=== Problem ===
In the entries below, how many lines hold the string "name"? Give only the number.
··· Listed entries
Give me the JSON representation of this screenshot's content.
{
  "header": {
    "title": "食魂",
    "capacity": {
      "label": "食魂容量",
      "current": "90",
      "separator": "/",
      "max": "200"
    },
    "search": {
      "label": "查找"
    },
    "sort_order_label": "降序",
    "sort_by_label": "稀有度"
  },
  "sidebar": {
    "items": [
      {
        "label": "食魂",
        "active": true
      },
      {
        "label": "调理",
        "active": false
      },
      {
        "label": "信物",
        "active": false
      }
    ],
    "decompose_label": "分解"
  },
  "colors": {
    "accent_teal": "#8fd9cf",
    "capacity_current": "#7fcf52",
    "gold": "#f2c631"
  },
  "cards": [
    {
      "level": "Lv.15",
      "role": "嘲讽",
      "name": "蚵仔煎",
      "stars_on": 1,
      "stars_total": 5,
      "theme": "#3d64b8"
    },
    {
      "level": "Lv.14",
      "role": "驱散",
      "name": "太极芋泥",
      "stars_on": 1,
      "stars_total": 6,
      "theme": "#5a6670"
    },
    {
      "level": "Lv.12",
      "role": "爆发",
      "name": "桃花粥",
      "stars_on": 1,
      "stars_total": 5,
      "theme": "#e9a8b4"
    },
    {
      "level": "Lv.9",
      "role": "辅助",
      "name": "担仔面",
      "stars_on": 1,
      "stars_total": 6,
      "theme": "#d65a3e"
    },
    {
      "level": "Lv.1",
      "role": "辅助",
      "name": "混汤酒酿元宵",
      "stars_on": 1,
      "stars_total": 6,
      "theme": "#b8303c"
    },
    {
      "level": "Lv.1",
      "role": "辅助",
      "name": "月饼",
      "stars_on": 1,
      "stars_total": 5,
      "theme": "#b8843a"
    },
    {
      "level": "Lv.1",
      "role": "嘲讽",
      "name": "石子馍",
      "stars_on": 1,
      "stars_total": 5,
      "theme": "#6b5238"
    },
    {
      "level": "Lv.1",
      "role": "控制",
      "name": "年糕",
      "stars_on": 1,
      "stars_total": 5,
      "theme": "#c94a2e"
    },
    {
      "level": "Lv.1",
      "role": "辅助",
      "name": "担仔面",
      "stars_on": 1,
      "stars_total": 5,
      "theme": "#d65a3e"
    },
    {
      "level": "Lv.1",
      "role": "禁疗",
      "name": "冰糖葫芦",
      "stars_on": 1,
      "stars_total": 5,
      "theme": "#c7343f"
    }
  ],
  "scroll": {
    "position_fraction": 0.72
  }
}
······
=== Answer to this exercise ===
10